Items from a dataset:
^^^^^^^^

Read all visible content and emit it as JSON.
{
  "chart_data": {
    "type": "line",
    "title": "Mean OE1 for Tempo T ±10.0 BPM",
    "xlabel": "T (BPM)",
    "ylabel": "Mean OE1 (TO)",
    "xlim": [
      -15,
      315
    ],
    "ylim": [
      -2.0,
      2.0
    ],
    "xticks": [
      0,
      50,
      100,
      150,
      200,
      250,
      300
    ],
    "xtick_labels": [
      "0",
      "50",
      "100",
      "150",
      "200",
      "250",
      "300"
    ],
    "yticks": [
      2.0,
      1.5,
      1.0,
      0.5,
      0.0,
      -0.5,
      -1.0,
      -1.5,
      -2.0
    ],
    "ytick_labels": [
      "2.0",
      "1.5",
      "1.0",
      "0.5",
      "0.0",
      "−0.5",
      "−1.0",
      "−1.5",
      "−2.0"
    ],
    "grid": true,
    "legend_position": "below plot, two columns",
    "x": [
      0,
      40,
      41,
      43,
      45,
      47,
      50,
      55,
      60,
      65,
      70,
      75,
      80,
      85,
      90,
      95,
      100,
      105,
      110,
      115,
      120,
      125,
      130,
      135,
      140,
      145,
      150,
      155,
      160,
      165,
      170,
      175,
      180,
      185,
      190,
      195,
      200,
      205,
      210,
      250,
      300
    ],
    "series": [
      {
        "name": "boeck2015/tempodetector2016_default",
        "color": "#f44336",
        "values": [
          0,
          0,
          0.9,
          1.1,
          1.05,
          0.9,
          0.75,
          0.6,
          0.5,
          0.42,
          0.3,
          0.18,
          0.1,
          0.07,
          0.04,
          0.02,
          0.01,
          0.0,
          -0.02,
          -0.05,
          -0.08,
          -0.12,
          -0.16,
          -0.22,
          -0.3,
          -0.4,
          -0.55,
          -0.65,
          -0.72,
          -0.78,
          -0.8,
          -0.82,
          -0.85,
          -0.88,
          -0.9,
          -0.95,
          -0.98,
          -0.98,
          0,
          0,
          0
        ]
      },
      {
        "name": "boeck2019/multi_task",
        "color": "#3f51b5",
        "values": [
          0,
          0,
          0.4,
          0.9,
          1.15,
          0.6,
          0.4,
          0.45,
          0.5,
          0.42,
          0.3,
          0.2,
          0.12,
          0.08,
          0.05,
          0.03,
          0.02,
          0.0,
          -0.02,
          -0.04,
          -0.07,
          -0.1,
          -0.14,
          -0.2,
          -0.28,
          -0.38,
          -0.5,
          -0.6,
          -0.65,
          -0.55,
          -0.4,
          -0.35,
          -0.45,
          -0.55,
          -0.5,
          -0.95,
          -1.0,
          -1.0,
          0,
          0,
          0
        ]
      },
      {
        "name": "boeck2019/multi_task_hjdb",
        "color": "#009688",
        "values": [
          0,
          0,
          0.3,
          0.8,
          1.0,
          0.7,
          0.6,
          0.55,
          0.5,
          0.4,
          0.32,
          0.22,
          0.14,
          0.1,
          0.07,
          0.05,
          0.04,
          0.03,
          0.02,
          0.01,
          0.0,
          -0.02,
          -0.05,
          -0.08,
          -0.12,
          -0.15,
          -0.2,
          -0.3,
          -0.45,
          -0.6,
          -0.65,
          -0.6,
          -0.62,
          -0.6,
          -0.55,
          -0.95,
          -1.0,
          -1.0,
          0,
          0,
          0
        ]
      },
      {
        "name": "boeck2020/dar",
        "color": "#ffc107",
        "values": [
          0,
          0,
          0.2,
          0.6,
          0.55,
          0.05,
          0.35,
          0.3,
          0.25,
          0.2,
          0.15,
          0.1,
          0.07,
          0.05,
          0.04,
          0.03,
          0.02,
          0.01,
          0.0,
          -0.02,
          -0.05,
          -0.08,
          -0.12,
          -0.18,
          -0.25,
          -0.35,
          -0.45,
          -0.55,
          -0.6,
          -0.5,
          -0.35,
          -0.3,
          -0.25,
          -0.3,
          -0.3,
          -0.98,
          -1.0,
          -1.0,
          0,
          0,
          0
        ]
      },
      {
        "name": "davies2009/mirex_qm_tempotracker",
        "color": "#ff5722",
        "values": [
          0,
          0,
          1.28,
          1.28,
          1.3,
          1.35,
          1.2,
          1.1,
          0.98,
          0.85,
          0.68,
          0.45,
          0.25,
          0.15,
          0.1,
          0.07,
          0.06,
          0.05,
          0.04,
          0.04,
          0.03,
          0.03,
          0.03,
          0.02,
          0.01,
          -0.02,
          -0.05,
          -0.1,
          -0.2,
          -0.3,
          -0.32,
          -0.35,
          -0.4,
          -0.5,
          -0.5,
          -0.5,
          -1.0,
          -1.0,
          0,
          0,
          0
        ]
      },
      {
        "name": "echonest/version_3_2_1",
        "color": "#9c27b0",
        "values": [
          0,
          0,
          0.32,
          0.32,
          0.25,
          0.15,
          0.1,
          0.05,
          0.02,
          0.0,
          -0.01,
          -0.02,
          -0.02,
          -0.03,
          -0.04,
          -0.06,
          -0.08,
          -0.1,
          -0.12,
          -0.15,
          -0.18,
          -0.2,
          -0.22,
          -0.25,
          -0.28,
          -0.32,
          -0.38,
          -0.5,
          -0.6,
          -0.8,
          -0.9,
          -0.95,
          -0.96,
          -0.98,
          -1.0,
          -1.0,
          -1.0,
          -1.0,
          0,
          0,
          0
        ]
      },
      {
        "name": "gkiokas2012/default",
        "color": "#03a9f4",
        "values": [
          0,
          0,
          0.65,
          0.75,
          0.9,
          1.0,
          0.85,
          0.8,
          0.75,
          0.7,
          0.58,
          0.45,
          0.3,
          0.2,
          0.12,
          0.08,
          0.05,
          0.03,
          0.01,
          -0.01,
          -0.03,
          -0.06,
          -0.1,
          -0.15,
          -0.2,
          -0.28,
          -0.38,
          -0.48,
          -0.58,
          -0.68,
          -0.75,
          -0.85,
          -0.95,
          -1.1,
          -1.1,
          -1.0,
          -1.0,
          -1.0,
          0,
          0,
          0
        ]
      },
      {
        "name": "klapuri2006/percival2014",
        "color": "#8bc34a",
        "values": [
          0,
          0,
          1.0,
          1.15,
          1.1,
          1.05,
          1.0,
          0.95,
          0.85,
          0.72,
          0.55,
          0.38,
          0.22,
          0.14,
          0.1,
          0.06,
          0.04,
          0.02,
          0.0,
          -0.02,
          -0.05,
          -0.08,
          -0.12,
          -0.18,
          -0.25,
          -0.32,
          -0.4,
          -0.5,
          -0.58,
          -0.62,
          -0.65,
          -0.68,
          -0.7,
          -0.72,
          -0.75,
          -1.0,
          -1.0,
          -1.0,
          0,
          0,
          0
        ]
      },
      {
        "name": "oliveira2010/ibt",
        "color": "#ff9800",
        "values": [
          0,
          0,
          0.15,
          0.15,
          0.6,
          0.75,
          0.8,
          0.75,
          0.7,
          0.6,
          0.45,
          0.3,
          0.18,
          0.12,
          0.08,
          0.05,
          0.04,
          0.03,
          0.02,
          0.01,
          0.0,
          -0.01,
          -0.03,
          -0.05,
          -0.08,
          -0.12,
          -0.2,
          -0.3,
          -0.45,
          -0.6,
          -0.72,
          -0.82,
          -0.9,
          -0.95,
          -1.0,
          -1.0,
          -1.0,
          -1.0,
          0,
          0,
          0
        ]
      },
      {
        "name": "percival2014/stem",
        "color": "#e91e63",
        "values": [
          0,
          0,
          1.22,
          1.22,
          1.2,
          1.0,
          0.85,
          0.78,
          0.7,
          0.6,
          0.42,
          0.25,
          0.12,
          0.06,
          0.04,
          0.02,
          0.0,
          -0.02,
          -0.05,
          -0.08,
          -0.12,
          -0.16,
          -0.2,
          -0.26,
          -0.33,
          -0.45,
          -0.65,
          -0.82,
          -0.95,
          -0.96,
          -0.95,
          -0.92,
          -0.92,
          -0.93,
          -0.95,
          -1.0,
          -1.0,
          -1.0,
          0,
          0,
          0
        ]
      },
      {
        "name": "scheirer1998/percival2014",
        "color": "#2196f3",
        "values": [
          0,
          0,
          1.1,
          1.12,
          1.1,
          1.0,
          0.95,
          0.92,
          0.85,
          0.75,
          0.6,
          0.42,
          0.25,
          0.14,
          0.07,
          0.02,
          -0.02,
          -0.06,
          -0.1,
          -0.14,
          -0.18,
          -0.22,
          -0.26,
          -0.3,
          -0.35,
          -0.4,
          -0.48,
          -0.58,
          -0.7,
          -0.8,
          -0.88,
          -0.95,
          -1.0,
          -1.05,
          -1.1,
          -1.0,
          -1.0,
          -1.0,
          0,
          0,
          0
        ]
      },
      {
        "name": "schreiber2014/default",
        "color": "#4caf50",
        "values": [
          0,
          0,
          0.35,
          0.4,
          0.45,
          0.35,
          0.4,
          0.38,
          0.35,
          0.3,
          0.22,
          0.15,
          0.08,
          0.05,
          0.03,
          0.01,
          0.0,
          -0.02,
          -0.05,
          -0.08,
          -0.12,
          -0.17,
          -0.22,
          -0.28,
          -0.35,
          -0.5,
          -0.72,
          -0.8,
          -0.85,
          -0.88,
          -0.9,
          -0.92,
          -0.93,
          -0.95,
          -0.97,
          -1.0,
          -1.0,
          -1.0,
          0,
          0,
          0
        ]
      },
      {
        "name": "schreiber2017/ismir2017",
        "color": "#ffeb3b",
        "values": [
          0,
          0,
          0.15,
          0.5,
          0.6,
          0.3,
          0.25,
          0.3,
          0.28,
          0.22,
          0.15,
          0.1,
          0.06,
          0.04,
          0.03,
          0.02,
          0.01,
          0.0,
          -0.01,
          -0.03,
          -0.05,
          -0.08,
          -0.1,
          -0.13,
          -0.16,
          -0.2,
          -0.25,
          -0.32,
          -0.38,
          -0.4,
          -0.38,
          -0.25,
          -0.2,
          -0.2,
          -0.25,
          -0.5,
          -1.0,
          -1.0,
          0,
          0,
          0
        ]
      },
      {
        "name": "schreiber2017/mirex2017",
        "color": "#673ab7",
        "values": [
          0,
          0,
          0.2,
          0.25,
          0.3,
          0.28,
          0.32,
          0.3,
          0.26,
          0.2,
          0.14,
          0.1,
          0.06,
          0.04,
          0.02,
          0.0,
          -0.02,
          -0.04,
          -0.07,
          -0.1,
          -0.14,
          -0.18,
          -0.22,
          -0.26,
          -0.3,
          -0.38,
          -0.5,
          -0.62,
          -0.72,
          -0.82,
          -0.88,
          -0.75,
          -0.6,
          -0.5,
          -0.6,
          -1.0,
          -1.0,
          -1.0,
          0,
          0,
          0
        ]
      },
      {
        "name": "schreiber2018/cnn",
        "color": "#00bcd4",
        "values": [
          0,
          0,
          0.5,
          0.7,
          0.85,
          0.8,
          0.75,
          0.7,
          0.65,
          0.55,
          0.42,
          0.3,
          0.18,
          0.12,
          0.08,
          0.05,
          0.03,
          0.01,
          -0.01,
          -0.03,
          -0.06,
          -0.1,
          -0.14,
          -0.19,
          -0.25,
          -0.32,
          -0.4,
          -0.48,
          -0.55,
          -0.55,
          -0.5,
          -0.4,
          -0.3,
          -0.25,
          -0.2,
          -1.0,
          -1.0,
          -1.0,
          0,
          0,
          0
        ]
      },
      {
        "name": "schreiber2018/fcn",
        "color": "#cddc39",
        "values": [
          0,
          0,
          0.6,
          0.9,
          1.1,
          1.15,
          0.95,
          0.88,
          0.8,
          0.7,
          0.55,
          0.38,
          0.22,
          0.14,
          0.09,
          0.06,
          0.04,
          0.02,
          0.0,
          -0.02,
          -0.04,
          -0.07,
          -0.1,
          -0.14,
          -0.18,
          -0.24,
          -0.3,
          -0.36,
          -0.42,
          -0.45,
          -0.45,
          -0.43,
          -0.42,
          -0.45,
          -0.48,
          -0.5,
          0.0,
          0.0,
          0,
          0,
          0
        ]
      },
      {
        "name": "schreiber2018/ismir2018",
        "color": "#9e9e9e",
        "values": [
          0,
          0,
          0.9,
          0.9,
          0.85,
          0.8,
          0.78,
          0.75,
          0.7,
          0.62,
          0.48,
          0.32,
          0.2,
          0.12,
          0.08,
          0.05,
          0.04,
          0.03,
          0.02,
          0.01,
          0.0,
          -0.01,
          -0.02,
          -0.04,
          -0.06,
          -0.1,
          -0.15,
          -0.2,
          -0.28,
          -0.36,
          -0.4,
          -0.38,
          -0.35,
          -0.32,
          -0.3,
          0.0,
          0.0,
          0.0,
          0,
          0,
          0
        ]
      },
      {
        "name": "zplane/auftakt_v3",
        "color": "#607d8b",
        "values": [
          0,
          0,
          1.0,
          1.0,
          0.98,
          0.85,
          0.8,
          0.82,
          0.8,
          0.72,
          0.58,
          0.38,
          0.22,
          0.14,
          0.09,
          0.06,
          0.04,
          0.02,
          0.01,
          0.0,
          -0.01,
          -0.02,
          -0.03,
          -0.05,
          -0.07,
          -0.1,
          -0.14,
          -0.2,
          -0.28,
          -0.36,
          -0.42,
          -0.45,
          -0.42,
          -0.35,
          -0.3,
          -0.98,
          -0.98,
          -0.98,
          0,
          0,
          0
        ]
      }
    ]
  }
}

^^^^^^^^

Exercise objective
Return each line with "Mean".

The completed task
    "title": "Mean OE1 for Tempo T ±10.0 BPM",
    "ylabel": "Mean OE1 (TO)",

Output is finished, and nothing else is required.